— Start of Extracted records —

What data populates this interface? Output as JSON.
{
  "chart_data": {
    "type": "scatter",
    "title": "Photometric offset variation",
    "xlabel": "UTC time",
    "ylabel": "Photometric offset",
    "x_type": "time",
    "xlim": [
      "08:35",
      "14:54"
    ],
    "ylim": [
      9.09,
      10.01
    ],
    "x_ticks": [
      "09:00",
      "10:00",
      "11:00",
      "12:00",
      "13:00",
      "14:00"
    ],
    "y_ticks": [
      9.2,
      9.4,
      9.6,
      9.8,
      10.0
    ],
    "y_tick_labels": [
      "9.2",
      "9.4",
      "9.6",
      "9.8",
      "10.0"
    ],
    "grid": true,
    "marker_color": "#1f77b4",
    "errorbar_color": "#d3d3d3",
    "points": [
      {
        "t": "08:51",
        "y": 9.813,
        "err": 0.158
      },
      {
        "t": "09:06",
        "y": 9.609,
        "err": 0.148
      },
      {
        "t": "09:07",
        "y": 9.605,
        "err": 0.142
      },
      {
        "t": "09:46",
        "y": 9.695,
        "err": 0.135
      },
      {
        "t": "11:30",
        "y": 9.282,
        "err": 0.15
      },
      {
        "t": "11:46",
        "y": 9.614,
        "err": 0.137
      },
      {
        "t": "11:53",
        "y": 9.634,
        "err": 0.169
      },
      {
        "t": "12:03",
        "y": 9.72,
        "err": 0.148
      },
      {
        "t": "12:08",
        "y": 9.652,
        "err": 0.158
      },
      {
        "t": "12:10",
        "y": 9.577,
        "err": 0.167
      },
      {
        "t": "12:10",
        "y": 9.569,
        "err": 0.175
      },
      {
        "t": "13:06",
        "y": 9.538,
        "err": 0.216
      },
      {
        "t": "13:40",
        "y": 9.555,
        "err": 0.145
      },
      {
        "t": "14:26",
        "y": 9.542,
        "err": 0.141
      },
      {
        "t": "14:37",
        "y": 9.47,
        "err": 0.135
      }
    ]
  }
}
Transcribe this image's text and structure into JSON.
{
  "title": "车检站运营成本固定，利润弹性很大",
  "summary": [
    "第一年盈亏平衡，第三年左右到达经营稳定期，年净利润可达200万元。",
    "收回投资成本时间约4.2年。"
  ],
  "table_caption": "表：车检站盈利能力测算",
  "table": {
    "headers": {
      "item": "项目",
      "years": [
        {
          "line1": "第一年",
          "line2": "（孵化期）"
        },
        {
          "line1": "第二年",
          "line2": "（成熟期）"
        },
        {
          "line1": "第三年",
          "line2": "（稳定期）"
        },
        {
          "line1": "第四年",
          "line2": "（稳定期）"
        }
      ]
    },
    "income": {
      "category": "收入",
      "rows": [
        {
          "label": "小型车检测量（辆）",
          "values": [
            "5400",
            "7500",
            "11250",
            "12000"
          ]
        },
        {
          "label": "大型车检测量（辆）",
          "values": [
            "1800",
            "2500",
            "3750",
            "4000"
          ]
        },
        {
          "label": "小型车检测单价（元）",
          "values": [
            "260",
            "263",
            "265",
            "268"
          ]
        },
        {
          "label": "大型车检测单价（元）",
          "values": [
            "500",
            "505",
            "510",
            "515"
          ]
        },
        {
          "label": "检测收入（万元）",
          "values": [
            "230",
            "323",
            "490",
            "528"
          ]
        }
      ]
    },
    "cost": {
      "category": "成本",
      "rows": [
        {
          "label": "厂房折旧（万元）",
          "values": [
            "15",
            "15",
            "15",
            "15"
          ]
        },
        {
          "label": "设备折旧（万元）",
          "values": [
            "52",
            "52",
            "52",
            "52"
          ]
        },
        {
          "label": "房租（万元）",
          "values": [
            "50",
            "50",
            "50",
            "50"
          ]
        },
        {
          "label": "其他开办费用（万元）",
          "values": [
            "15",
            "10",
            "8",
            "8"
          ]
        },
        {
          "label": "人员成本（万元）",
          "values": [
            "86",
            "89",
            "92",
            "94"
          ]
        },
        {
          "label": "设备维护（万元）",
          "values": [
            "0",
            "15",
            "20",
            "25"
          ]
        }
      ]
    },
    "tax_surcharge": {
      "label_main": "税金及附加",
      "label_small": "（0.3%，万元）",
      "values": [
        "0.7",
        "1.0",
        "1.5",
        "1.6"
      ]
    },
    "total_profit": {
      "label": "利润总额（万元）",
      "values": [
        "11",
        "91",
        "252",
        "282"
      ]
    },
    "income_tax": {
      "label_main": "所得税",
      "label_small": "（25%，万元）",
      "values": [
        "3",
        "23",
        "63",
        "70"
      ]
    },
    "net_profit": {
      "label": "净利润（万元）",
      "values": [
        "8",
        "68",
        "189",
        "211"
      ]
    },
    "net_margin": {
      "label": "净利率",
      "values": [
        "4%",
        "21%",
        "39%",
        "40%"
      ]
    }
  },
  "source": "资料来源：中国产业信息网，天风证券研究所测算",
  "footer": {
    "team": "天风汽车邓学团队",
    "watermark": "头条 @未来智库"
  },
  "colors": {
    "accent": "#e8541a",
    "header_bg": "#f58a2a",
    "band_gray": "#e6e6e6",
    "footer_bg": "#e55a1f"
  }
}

— End of Extracted records —

Your objective:
The full set of records should be duplicated exactly.

Completed task:
What data populates this interface? Output as JSON.
{
  "chart_data": {
    "type": "scatter",
    "title": "Photometric offset variation",
    "xlabel": "UTC time",
    "ylabel": "Photometric offset",
    "x_type": "time",
    "xlim": [
      "08:35",
      "14:54"
    ],
    "ylim": [
      9.09,
      10.01
    ],
    "x_ticks": [
      "09:00",
      "10:00",
      "11:00",
      "12:00",
      "13:00",
      "14:00"
    ],
    "y_ticks": [
      9.2,
      9.4,
      9.6,
      9.8,
      10.0
    ],
    "y_tick_labels": [
      "9.2",
      "9.4",
      "9.6",
      "9.8",
      "10.0"
    ],
    "grid": true,
    "marker_color": "#1f77b4",
    "errorbar_color": "#d3d3d3",
    "points": [
      {
        "t": "08:51",
        "y": 9.813,
        "err": 0.158
      },
      {
        "t": "09:06",
        "y": 9.609,
        "err": 0.148
      },
      {
        "t": "09:07",
        "y": 9.605,
        "err": 0.142
      },
      {
        "t": "09:46",
        "y": 9.695,
        "err": 0.135
      },
      {
        "t": "11:30",
        "y": 9.282,
        "err": 0.15
      },
      {
        "t": "11:46",
        "y": 9.614,
        "err": 0.137
      },
      {
        "t": "11:53",
        "y": 9.634,
        "err": 0.169
      },
      {
        "t": "12:03",
        "y": 9.72,
        "err": 0.148
      },
      {
        "t": "12:08",
        "y": 9.652,
        "err": 0.158
      },
      {
        "t": "12:10",
        "y": 9.577,
        "err": 0.167
      },
      {
        "t": "12:10",
        "y": 9.569,
        "err": 0.175
      },
      {
        "t": "13:06",
        "y": 9.538,
        "err": 0.216
      },
      {
        "t": "13:40",
        "y": 9.555,
        "err": 0.145
      },
      {
        "t": "14:26",
        "y": 9.542,
        "err": 0.141
      },
      {
        "t": "14:37",
        "y": 9.47,
        "err": 0.135
      }
    ]
  }
}
Transcribe this image's text and structure into JSON.
{
  "title": "车检站运营成本固定，利润弹性很大",
  "summary": [
    "第一年盈亏平衡，第三年左右到达经营稳定期，年净利润可达200万元。",
    "收回投资成本时间约4.2年。"
  ],
  "table_caption": "表：车检站盈利能力测算",
  "table": {
    "headers": {
      "item": "项目",
      "years": [
        {
          "line1": "第一年",
          "line2": "（孵化期）"
        },
        {
          "line1": "第二年",
          "line2": "（成熟期）"
        },
        {
          "line1": "第三年",
          "line2": "（稳定期）"
        },
        {
          "line1": "第四年",
          "line2": "（稳定期）"
        }
      ]
    },
    "income": {
      "category": "收入",
      "rows": [
        {
          "label": "小型车检测量（辆）",
          "values": [
            "5400",
            "7500",
            "11250",
            "12000"
          ]
        },
        {
          "label": "大型车检测量（辆）",
          "values": [
            "1800",
            "2500",
            "3750",
            "4000"
          ]
        },
        {
          "label": "小型车检测单价（元）",
          "values": [
            "260",
            "263",
            "265",
            "268"
          ]
        },
        {
          "label": "大型车检测单价（元）",
          "values": [
            "500",
            "505",
            "510",
            "515"
          ]
        },
        {
          "label": "检测收入（万元）",
          "values": [
            "230",
            "323",
            "490",
            "528"
          ]
        }
      ]
    },
    "cost": {
      "category": "成本",
      "rows": [
        {
          "label": "厂房折旧（万元）",
          "values": [
            "15",
            "15",
            "15",
            "15"
          ]
        },
        {
          "label": "设备折旧（万元）",
          "values": [
            "52",
            "52",
            "52",
            "52"
          ]
        },
        {
          "label": "房租（万元）",
          "values": [
            "50",
            "50",
            "50",
            "50"
          ]
        },
        {
          "label": "其他开办费用（万元）",
          "values": [
            "15",
            "10",
            "8",
            "8"
          ]
        },
        {
          "label": "人员成本（万元）",
          "values": [
            "86",
            "89",
            "92",
            "94"
          ]
        },
        {
          "label": "设备维护（万元）",
          "values": [
            "0",
            "15",
            "20",
            "25"
          ]
        }
      ]
    },
    "tax_surcharge": {
      "label_main": "税金及附加",
      "label_small": "（0.3%，万元）",
      "values": [
        "0.7",
        "1.0",
        "1.5",
        "1.6"
      ]
    },
    "total_profit": {
      "label": "利润总额（万元）",
      "values": [
        "11",
        "91",
        "252",
        "282"
      ]
    },
    "income_tax": {
      "label_main": "所得税",
      "label_small": "（25%，万元）",
      "values": [
        "3",
        "23",
        "63",
        "70"
      ]
    },
    "net_profit": {
      "label": "净利润（万元）",
      "values": [
        "8",
        "68",
        "189",
        "211"
      ]
    },
    "net_margin": {
      "label": "净利率",
      "values": [
        "4%",
        "21%",
        "39%",
        "40%"
      ]
    }
  },
  "source": "资料来源：中国产业信息网，天风证券研究所测算",
  "footer": {
    "team": "天风汽车邓学团队",
    "watermark": "头条 @未来智库"
  },
  "colors": {
    "accent": "#e8541a",
    "header_bg": "#f58a2a",
    "band_gray": "#e6e6e6",
    "footer_bg": "#e55a1f"
  }
}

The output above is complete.